▶ _Exercise details_:
Make an exact copy of the lines, leaving the pictures out.

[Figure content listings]
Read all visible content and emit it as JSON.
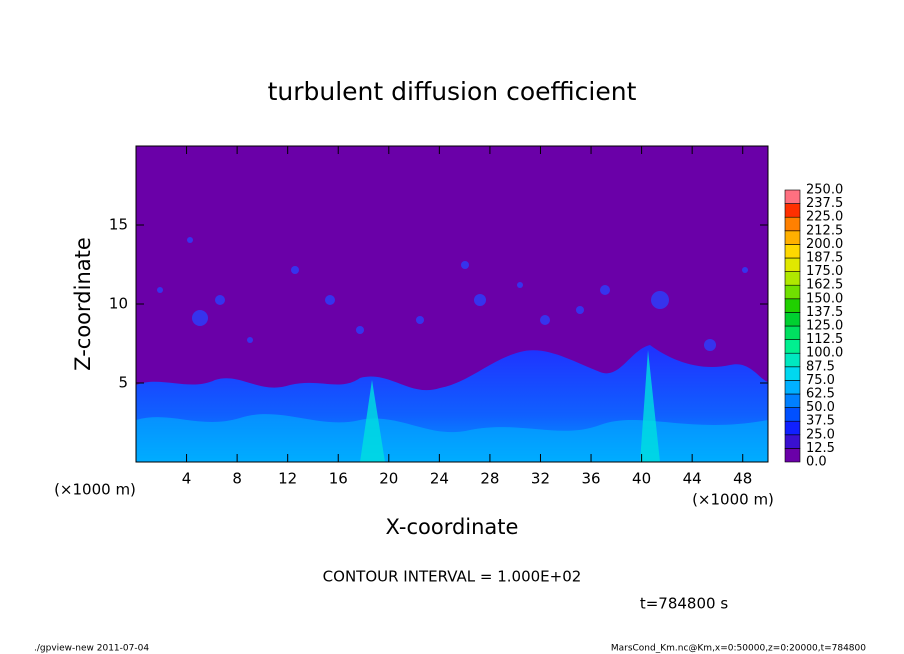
{
  "chart_data": {
    "type": "contour",
    "title": "turbulent diffusion coefficient",
    "xlabel": "X-coordinate",
    "ylabel": "Z-coordinate",
    "xunit": "(×1000 m)",
    "yunit": "(×1000 m)",
    "xlim": [
      0,
      50
    ],
    "ylim": [
      0,
      20
    ],
    "xticks": [
      4,
      8,
      12,
      16,
      20,
      24,
      28,
      32,
      36,
      40,
      44,
      48
    ],
    "yticks": [
      5,
      10,
      15
    ],
    "levels": [
      {
        "value": 0,
        "label": "0.0"
      },
      {
        "value": 12.5,
        "label": "12.5"
      },
      {
        "value": 25,
        "label": "25.0"
      },
      {
        "value": 37.5,
        "label": "37.5"
      },
      {
        "value": 50,
        "label": "50.0"
      },
      {
        "value": 62.5,
        "label": "62.5"
      },
      {
        "value": 75,
        "label": "75.0"
      },
      {
        "value": 87.5,
        "label": "87.5"
      },
      {
        "value": 100,
        "label": "100.0"
      },
      {
        "value": 112.5,
        "label": "112.5"
      },
      {
        "value": 125,
        "label": "125.0"
      },
      {
        "value": 137.5,
        "label": "137.5"
      },
      {
        "value": 150,
        "label": "150.0"
      },
      {
        "value": 162.5,
        "label": "162.5"
      },
      {
        "value": 175,
        "label": "175.0"
      },
      {
        "value": 187.5,
        "label": "187.5"
      },
      {
        "value": 200,
        "label": "200.0"
      },
      {
        "value": 212.5,
        "label": "212.5"
      },
      {
        "value": 225,
        "label": "225.0"
      },
      {
        "value": 237.5,
        "label": "237.5"
      },
      {
        "value": 250,
        "label": "250.0"
      }
    ],
    "colors": [
      "#6a00a8",
      "#3a10d0",
      "#1020ff",
      "#0050ff",
      "#0080ff",
      "#00b0ff",
      "#00d8f0",
      "#00e8c0",
      "#00f090",
      "#00e060",
      "#00d030",
      "#20d000",
      "#70e000",
      "#b0e800",
      "#e0e800",
      "#ffd800",
      "#ffb000",
      "#ff8000",
      "#ff3000",
      "#ff7080"
    ],
    "contour_interval": "CONTOUR INTERVAL = 1.000E+02",
    "time_label": "t=784800 s",
    "footer_left": "./gpview-new  2011-07-04",
    "footer_right": "MarsCond_Km.nc@Km,x=0:50000,z=0:20000,t=784800"
  }
}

▶ _Answer to the exercise_:
Read all visible content and emit it as JSON.
{
  "chart_data": {
    "type": "contour",
    "title": "turbulent diffusion coefficient",
    "xlabel": "X-coordinate",
    "ylabel": "Z-coordinate",
    "xunit": "(×1000 m)",
    "yunit": "(×1000 m)",
    "xlim": [
      0,
      50
    ],
    "ylim": [
      0,
      20
    ],
    "xticks": [
      4,
      8,
      12,
      16,
      20,
      24,
      28,
      32,
      36,
      40,
      44,
      48
    ],
    "yticks": [
      5,
      10,
      15
    ],
    "levels": [
      {
        "value": 0,
        "label": "0.0"
      },
      {
        "value": 12.5,
        "label": "12.5"
      },
      {
        "value": 25,
        "label": "25.0"
      },
      {
        "value": 37.5,
        "label": "37.5"
      },
      {
        "value": 50,
        "label": "50.0"
      },
      {
        "value": 62.5,
        "label": "62.5"
      },
      {
        "value": 75,
        "label": "75.0"
      },
      {
        "value": 87.5,
        "label": "87.5"
      },
      {
        "value": 100,
        "label": "100.0"
      },
      {
        "value": 112.5,
        "label": "112.5"
      },
      {
        "value": 125,
        "label": "125.0"
      },
      {
        "value": 137.5,
        "label": "137.5"
      },
      {
        "value": 150,
        "label": "150.0"
      },
      {
        "value": 162.5,
        "label": "162.5"
      },
      {
        "value": 175,
        "label": "175.0"
      },
      {
        "value": 187.5,
        "label": "187.5"
      },
      {
        "value": 200,
        "label": "200.0"
      },
      {
        "value": 212.5,
        "label": "212.5"
      },
      {
        "value": 225,
        "label": "225.0"
      },
      {
        "value": 237.5,
        "label": "237.5"
      },
      {
        "value": 250,
        "label": "250.0"
      }
    ],
    "colors": [
      "#6a00a8",
      "#3a10d0",
      "#1020ff",
      "#0050ff",
      "#0080ff",
      "#00b0ff",
      "#00d8f0",
      "#00e8c0",
      "#00f090",
      "#00e060",
      "#00d030",
      "#20d000",
      "#70e000",
      "#b0e800",
      "#e0e800",
      "#ffd800",
      "#ffb000",
      "#ff8000",
      "#ff3000",
      "#ff7080"
    ],
    "contour_interval": "CONTOUR INTERVAL = 1.000E+02",
    "time_label": "t=784800 s",
    "footer_left": "./gpview-new  2011-07-04",
    "footer_right": "MarsCond_Km.nc@Km,x=0:50000,z=0:20000,t=784800"
  }
}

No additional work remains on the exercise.